PROBLEM TO WORK ON:
Can you change "white building" to "gray building" in the records, beginning at the first line and stopping after the line that has "q8-option-c: C.his sister.", and give those lines back with everything else left as it is?

= = = = =

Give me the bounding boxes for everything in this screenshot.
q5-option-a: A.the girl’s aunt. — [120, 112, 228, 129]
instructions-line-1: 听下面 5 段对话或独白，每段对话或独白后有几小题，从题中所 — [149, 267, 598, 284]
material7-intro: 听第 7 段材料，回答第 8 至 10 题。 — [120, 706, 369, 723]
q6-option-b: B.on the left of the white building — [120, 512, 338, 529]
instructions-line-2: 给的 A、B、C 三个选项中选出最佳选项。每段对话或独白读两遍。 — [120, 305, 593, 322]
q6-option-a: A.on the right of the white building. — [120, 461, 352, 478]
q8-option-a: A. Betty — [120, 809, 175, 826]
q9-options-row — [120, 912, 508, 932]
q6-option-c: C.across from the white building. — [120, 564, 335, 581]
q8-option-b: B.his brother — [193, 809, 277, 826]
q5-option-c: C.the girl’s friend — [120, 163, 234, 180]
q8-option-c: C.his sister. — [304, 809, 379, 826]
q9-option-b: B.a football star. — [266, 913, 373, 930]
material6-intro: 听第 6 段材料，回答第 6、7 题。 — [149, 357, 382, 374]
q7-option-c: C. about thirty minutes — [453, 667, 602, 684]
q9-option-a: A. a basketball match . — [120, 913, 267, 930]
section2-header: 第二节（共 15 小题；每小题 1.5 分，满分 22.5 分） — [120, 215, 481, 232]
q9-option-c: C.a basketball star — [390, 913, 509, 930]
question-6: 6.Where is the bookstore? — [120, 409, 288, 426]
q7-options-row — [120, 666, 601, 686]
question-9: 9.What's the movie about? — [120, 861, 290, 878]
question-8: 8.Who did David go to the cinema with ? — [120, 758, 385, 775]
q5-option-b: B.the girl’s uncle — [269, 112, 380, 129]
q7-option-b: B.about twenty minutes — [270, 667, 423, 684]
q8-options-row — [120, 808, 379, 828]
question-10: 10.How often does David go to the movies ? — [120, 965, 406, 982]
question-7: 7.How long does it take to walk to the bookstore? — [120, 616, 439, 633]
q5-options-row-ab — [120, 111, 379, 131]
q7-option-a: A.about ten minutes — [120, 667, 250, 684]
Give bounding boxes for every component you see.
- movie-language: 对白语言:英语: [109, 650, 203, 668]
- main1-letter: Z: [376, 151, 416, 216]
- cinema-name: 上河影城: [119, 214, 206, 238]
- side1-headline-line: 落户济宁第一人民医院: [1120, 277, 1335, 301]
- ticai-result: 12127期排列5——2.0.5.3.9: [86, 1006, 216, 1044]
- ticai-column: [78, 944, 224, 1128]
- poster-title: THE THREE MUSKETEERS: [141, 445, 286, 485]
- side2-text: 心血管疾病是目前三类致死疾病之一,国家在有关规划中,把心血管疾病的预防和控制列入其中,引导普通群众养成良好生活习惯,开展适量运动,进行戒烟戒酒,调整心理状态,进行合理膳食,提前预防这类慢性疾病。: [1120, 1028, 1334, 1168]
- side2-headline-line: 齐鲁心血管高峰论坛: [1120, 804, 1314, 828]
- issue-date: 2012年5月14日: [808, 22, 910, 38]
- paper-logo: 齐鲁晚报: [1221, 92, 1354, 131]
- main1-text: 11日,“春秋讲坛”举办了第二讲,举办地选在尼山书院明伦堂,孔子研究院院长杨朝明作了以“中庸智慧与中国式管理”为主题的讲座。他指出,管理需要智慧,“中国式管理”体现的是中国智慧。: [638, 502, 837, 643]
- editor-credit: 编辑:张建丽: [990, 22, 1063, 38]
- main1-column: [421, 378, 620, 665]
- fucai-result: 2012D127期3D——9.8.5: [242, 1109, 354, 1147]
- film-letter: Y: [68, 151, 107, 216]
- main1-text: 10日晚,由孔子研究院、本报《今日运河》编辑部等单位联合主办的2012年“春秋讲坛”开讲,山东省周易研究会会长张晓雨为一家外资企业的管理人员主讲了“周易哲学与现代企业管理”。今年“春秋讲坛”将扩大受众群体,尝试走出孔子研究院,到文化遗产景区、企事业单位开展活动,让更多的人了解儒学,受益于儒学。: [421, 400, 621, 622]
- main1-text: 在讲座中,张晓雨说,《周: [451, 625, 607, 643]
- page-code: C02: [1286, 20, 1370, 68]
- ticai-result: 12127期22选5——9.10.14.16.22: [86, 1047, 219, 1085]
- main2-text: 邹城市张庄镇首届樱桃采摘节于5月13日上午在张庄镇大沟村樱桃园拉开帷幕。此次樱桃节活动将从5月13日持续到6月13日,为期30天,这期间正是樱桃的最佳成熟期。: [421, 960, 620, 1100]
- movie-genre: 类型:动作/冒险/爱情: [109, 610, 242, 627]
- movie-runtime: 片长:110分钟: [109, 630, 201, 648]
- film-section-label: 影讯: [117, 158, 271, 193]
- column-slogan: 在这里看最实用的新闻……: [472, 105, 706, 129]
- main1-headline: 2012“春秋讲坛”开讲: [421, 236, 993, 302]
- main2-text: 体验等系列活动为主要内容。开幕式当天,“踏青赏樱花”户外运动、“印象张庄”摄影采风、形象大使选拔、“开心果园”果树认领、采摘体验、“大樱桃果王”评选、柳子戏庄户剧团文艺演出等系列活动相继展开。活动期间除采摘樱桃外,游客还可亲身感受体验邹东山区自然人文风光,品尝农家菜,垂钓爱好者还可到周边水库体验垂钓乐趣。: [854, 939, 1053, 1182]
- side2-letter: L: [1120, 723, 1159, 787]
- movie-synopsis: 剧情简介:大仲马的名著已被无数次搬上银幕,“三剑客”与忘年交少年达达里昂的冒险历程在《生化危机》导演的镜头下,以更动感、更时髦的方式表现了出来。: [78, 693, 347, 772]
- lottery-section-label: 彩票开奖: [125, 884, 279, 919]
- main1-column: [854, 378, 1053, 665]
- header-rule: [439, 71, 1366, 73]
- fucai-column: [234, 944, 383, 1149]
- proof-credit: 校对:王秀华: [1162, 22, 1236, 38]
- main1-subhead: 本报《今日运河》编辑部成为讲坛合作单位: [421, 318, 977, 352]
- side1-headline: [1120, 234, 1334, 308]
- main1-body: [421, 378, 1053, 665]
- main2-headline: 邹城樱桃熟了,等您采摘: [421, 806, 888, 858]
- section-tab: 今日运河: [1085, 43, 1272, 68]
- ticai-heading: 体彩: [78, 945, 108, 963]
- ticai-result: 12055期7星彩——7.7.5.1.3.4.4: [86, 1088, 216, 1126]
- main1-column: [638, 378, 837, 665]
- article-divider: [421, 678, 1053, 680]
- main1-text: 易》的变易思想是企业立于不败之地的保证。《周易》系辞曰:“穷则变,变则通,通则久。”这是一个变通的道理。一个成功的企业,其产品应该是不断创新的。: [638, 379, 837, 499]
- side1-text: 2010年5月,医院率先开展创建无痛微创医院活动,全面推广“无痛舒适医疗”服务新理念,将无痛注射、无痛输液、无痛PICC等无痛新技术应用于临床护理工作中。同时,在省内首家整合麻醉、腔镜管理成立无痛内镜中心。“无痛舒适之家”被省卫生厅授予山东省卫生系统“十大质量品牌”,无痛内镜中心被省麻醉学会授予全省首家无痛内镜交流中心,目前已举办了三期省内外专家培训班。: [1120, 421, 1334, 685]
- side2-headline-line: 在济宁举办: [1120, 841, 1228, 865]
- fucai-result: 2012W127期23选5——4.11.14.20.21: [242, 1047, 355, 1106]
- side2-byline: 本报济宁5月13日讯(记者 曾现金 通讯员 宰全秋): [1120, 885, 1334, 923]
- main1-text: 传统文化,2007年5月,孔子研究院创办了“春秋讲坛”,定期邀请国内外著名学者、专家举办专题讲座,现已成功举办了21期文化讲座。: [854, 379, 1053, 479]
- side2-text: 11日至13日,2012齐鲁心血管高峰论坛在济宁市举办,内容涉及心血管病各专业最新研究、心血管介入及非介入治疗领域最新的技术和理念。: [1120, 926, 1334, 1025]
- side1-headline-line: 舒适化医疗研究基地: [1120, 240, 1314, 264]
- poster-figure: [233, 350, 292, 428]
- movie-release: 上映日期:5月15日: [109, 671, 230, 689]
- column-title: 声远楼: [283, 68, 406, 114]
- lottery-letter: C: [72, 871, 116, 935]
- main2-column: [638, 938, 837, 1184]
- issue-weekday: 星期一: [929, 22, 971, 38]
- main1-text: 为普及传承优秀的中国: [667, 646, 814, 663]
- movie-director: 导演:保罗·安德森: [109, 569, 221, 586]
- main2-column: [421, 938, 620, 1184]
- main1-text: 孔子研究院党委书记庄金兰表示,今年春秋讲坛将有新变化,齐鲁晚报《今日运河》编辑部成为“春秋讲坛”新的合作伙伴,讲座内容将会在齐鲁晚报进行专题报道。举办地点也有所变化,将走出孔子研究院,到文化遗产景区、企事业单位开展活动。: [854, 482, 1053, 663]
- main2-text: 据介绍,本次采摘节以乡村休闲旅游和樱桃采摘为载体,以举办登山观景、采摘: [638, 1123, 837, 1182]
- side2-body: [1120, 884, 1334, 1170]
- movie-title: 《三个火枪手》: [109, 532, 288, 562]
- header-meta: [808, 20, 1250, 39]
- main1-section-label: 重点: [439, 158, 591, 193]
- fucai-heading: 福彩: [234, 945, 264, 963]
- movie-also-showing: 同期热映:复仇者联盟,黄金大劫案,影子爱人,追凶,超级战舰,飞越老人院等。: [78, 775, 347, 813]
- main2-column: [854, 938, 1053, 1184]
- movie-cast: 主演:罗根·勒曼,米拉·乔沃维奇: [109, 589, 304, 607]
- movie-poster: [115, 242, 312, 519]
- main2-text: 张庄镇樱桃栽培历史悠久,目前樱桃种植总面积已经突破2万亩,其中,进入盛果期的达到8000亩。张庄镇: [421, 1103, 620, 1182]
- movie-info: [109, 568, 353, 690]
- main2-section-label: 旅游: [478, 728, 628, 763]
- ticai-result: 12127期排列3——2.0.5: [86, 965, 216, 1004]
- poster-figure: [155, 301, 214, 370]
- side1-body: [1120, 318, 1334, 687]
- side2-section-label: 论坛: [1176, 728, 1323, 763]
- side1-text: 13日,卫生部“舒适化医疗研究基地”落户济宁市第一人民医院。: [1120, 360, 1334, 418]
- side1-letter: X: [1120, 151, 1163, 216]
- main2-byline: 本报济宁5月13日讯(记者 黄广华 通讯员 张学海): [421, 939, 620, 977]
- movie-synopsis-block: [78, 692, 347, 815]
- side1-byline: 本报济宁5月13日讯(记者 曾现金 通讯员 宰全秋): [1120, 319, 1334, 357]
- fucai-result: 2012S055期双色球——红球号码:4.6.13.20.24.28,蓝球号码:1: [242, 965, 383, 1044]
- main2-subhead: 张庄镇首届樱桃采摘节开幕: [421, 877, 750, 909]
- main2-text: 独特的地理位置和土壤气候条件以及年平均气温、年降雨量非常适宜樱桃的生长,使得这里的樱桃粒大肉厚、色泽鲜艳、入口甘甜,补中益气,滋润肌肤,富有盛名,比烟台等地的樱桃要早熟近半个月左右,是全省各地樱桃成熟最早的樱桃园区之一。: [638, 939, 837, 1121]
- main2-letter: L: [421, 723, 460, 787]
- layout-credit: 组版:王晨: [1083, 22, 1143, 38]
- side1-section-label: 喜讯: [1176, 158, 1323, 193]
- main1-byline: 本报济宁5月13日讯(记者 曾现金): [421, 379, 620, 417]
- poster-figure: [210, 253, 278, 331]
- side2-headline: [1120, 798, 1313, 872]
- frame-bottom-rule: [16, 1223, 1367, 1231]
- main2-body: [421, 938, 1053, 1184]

= = = = =

ANSWER FOR THE TASK:
Give me the bounding boxes for everything in this screenshot.
q5-option-a: A.the girl’s aunt. — [120, 112, 228, 129]
instructions-line-1: 听下面 5 段对话或独白，每段对话或独白后有几小题，从题中所 — [149, 267, 598, 284]
material7-intro: 听第 7 段材料，回答第 8 至 10 题。 — [120, 706, 369, 723]
q6-option-b: B.on the left of the gray building — [120, 512, 338, 529]
instructions-line-2: 给的 A、B、C 三个选项中选出最佳选项。每段对话或独白读两遍。 — [120, 305, 593, 322]
q6-option-a: A.on the right of the gray building. — [120, 461, 352, 478]
q8-option-a: A. Betty — [120, 809, 175, 826]
q9-options-row — [120, 912, 508, 932]
q6-option-c: C.across from the gray building. — [120, 564, 335, 581]
q8-option-b: B.his brother — [193, 809, 277, 826]
q5-option-c: C.the girl’s friend — [120, 163, 234, 180]
q8-option-c: C.his sister. — [304, 809, 379, 826]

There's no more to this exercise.